### Data to process:
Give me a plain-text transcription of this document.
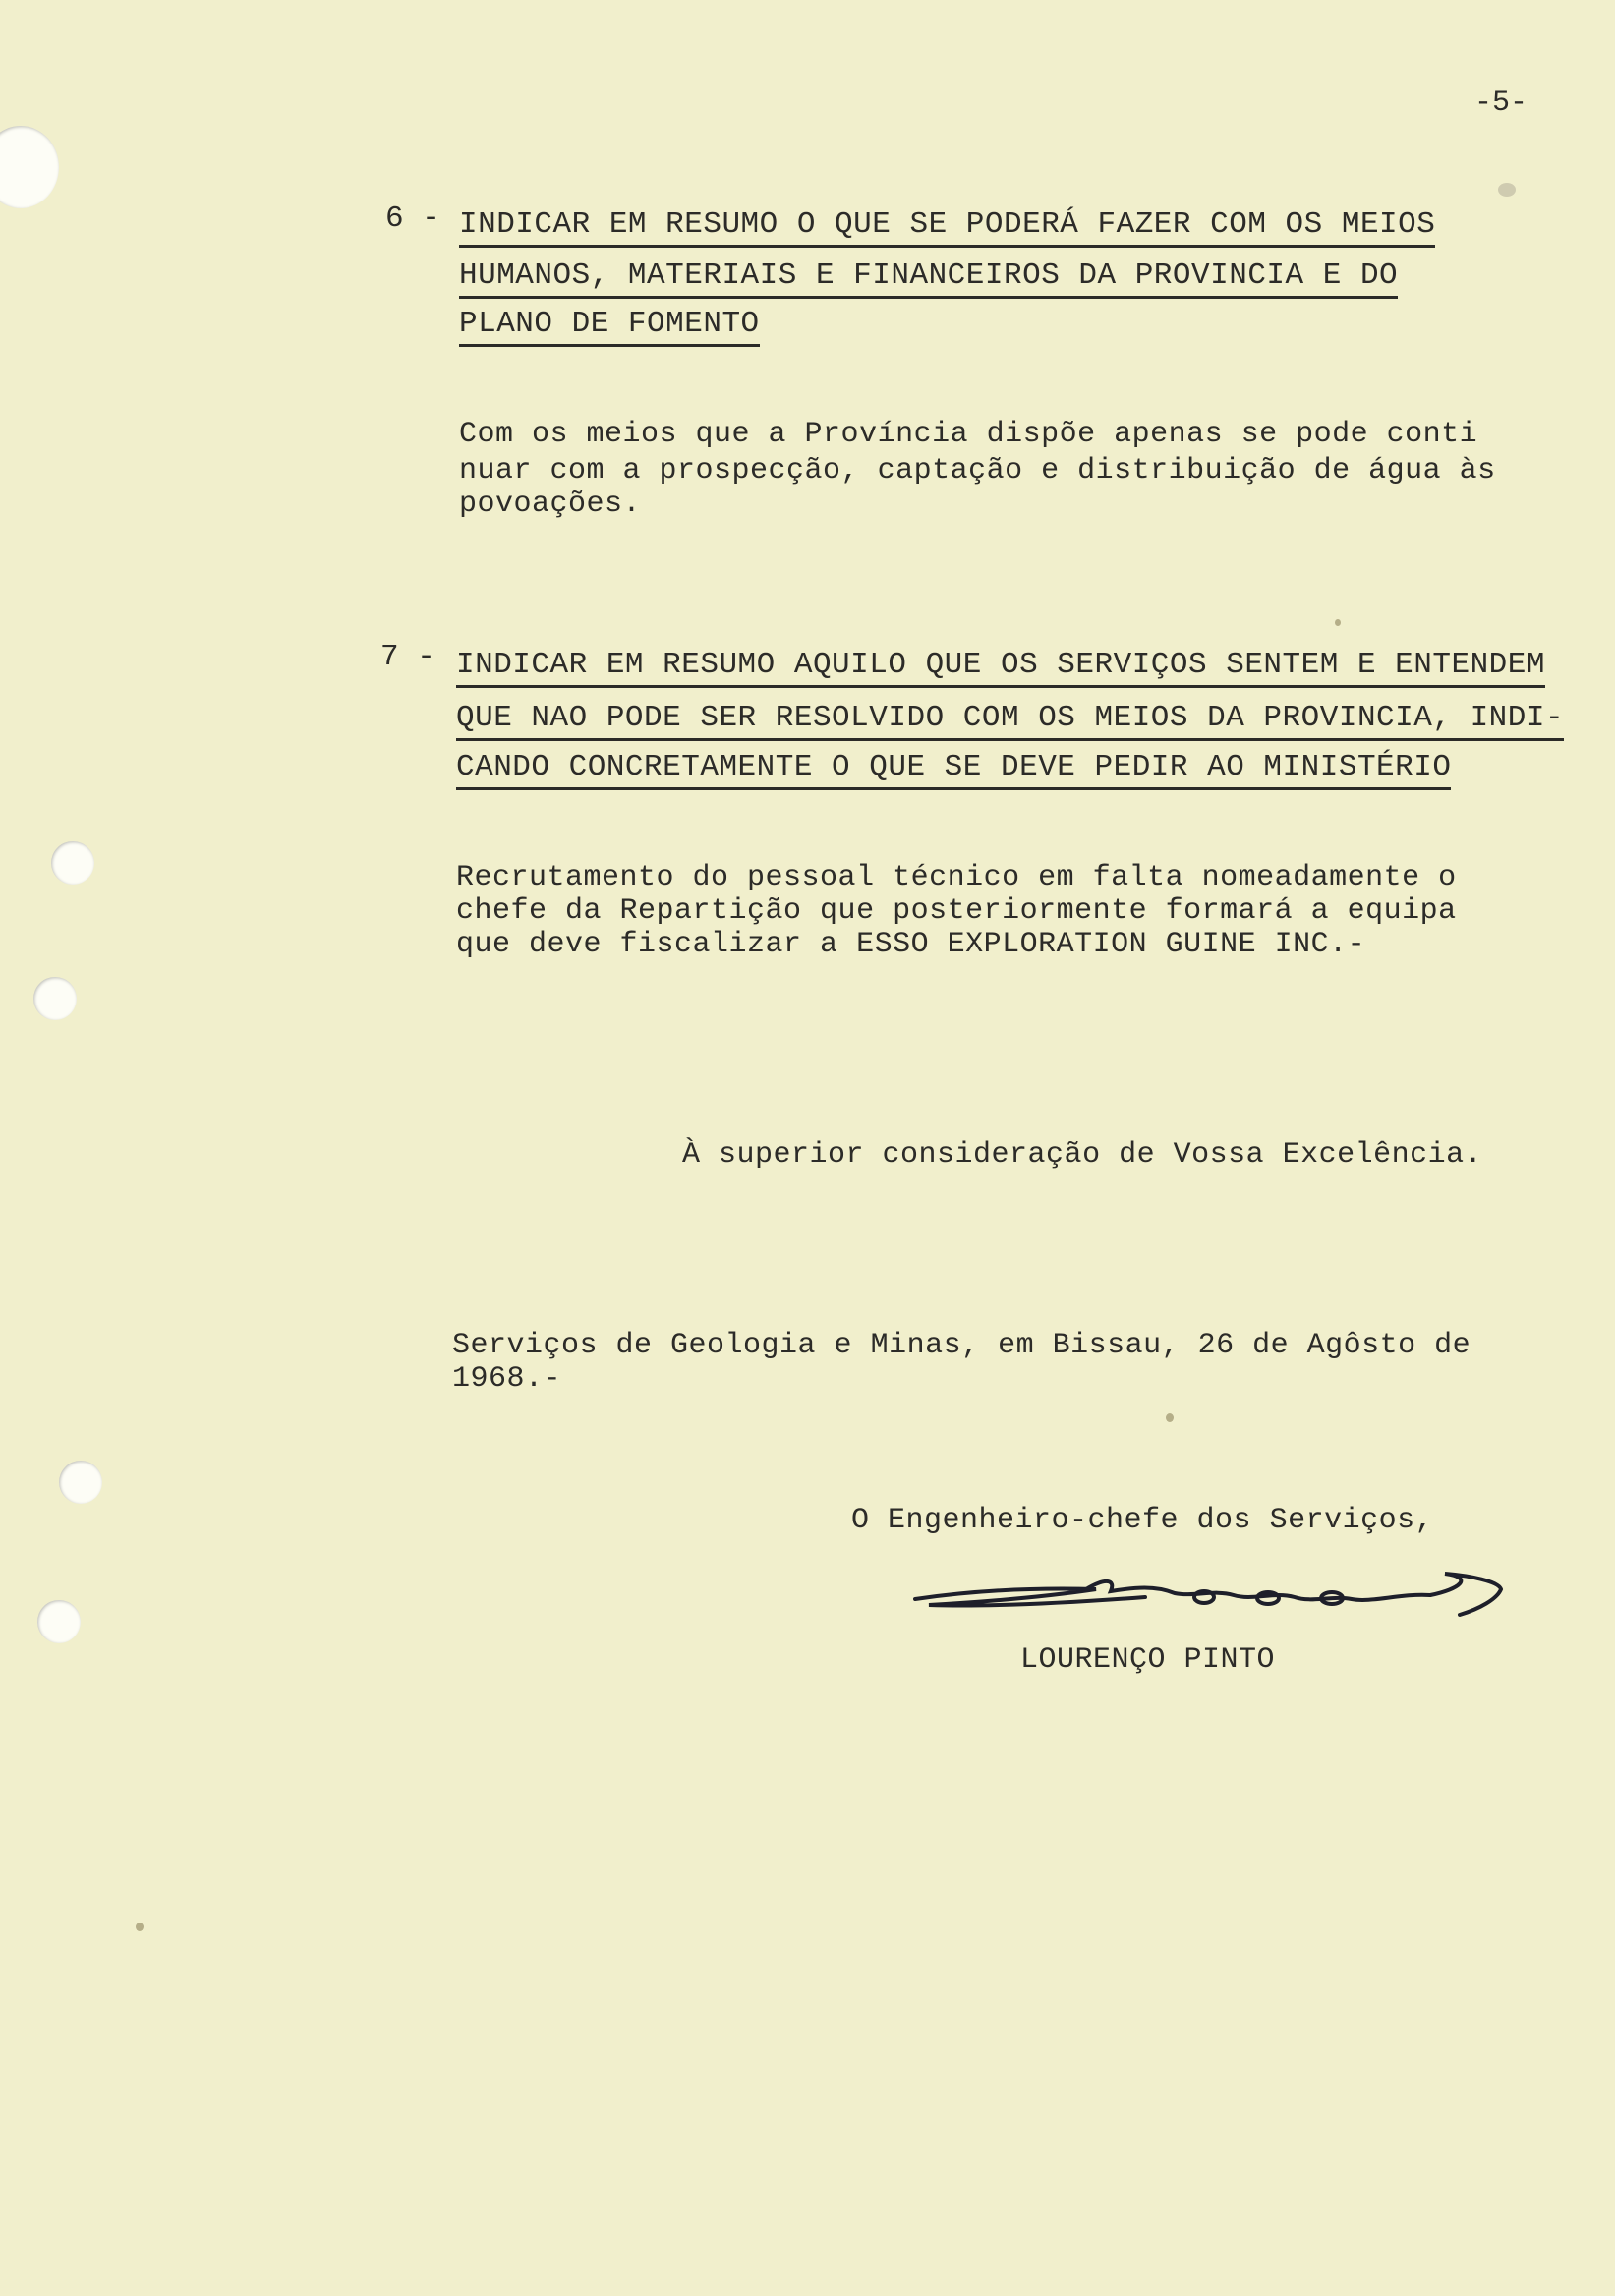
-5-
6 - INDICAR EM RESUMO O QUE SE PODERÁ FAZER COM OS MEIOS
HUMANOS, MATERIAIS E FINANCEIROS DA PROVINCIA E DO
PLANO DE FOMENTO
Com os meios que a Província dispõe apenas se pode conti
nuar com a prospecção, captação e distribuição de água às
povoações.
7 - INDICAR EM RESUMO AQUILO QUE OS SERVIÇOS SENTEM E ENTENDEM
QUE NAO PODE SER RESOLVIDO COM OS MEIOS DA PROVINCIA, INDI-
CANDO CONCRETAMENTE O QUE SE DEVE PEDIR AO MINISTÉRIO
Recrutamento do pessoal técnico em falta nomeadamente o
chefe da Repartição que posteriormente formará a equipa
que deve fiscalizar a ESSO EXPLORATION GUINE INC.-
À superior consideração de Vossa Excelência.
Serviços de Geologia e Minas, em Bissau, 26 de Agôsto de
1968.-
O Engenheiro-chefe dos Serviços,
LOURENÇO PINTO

### Brief:
Select all lines with the word "chefe" from the entries above.

### Answer:
chefe da Repartição que posteriormente formará a equipa
O Engenheiro-chefe dos Serviços,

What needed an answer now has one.